_Job_: In the material below, find each line holding the string "document" and copy it.

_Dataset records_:
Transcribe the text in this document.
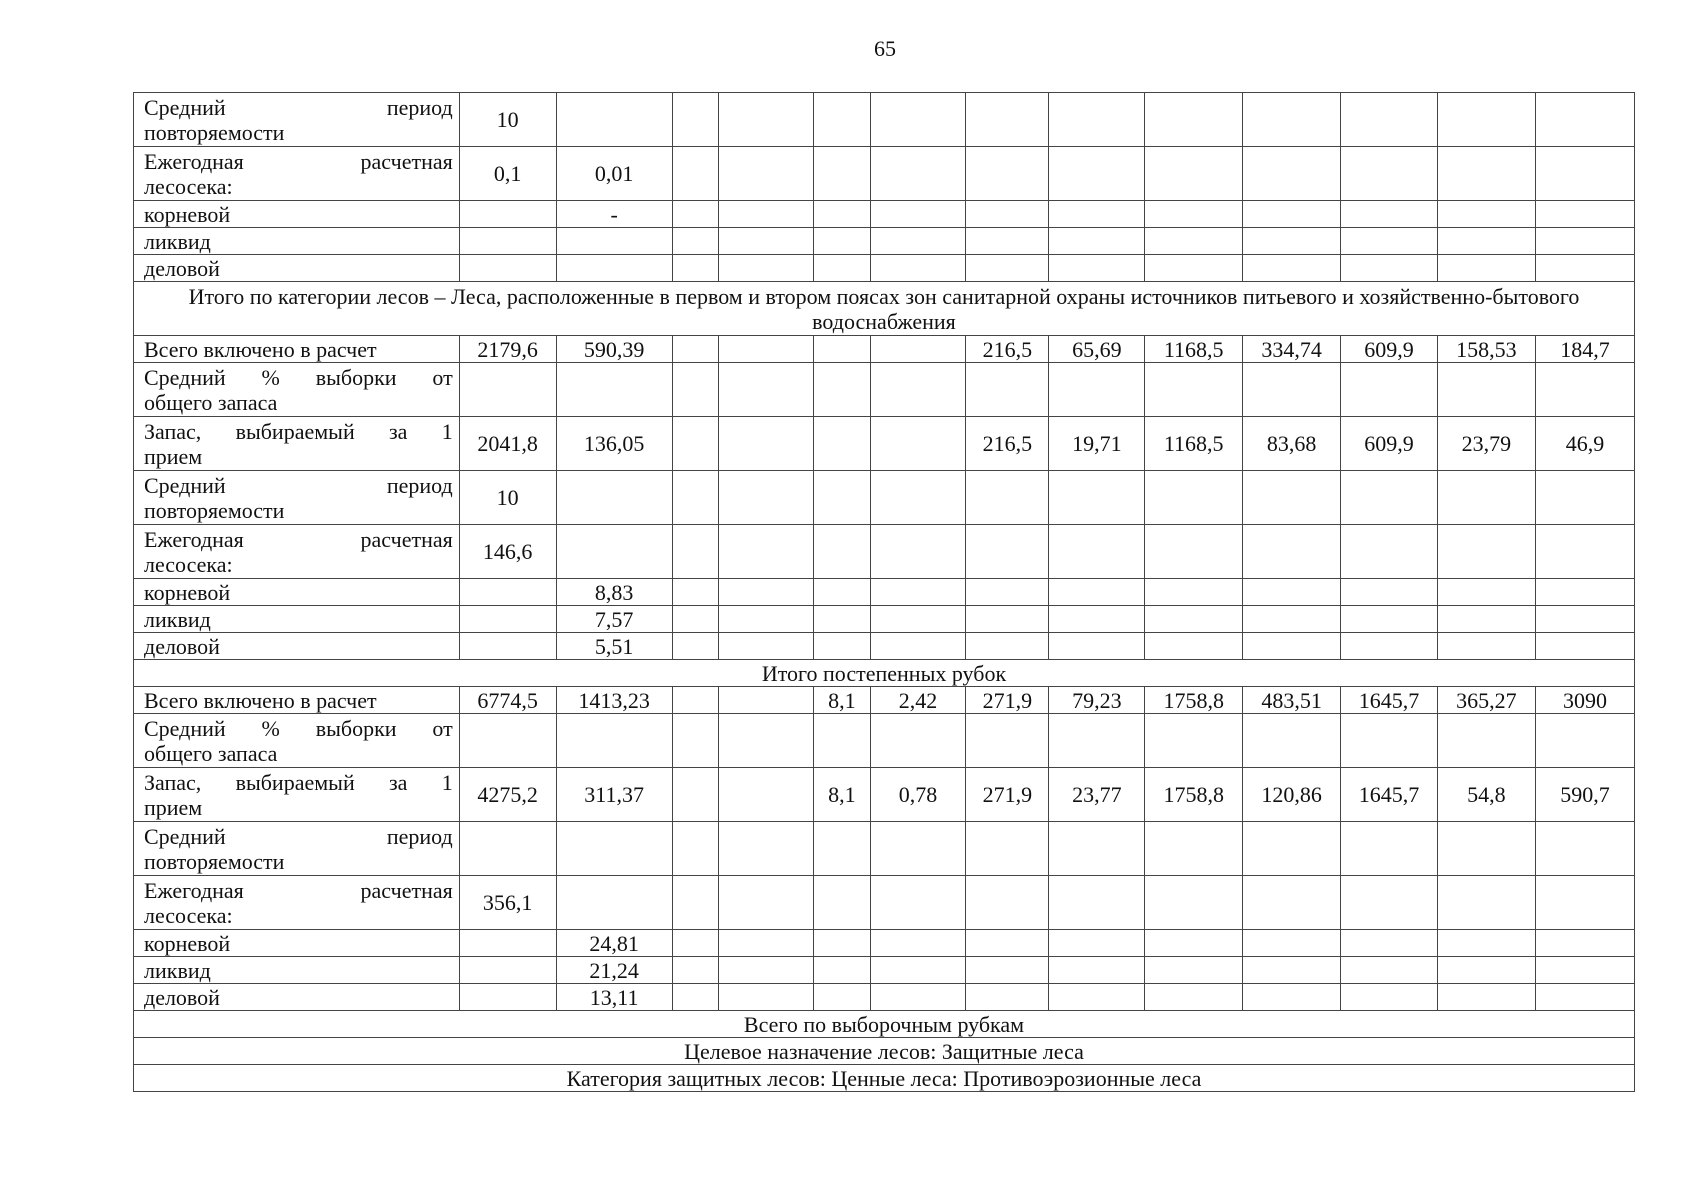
65
Средний период
повторяемости	10												

Ежегодная расчетная
лесосека:	0,1	0,01											
корневой		-											
ликвид													
деловой													
Итого по категории лесов – Леса, расположенные в первом и втором поясах зон санитарной охраны источников питьевого и хозяйственно-бытового водоснабжения													
Всего включено в расчет	2179,6	590,39					216,5	65,69	1168,5	334,74	609,9	158,53	184,7

Средний % выборки от
общего запаса													

Запас, выбираемый за 1
прием	2041,8	136,05					216,5	19,71	1168,5	83,68	609,9	23,79	46,9

Средний период
повторяемости	10												

Ежегодная расчетная
лесосека:	146,6												
корневой		8,83											
ликвид		7,57											
деловой		5,51											
Итого постепенных рубок													
Всего включено в расчет	6774,5	1413,23			8,1	2,42	271,9	79,23	1758,8	483,51	1645,7	365,27	3090

Средний % выборки от
общего запаса													

Запас, выбираемый за 1
прием	4275,2	311,37			8,1	0,78	271,9	23,77	1758,8	120,86	1645,7	54,8	590,7

Средний период
повторяемости													

Ежегодная расчетная
лесосека:	356,1												
корневой		24,81											
ликвид		21,24											
деловой		13,11											
Всего по выборочным рубкам													
Целевое назначение лесов: Защитные леса													
Категория защитных лесов: Ценные леса: Противоэрозионные леса													
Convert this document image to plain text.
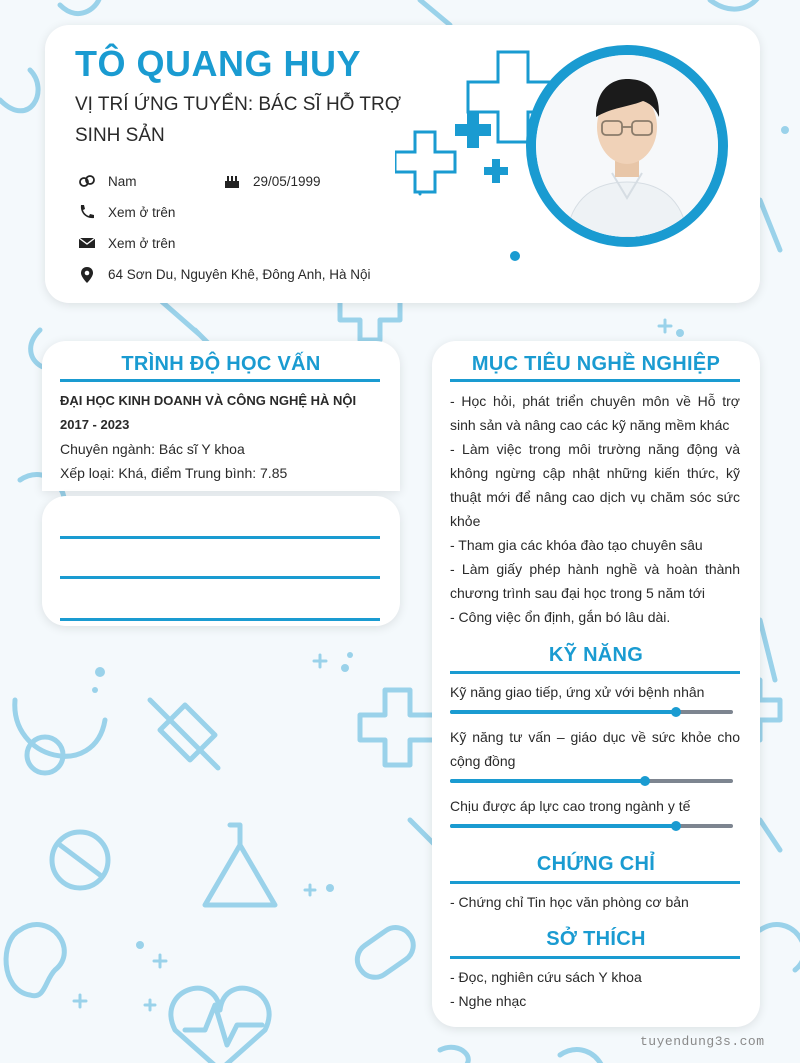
TÔ QUANG HUY
VỊ TRÍ ỨNG TUYỂN: BÁC SĨ HỖ TRỢ SINH SẢN
Nam	29/05/1999
Xem ở trên
Xem ở trên
64 Sơn Du, Nguyên Khê, Đông Anh, Hà Nội
TRÌNH ĐỘ HỌC VẤN
ĐẠI HỌC KINH DOANH VÀ CÔNG NGHỆ HÀ NỘI
2017 - 2023
Chuyên ngành: Bác sĩ Y khoa
Xếp loại: Khá, điểm Trung bình: 7.85
MỤC TIÊU NGHỀ NGHIỆP
- Học hỏi, phát triển chuyên môn về Hỗ trợ sinh sản và nâng cao các kỹ năng mềm khác
- Làm việc trong môi trường năng động và không ngừng cập nhật những kiến thức, kỹ thuật mới để nâng cao dịch vụ chăm sóc sức khỏe
- Tham gia các khóa đào tạo chuyên sâu
- Làm giấy phép hành nghề và hoàn thành chương trình sau đại học trong 5 năm tới
- Công việc ổn định, gắn bó lâu dài.
KỸ NĂNG
Kỹ năng giao tiếp, ứng xử với bệnh nhân
Kỹ năng tư vấn – giáo dục về sức khỏe cho cộng đồng
Chịu được áp lực cao trong ngành y tế
CHỨNG CHỈ
- Chứng chỉ Tin học văn phòng cơ bản
SỞ THÍCH
- Đọc, nghiên cứu sách Y khoa
- Nghe nhạc
tuyendung3s.com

_Answer for the task_:
Transcribe the text in this document.
Convert this document image to plain text.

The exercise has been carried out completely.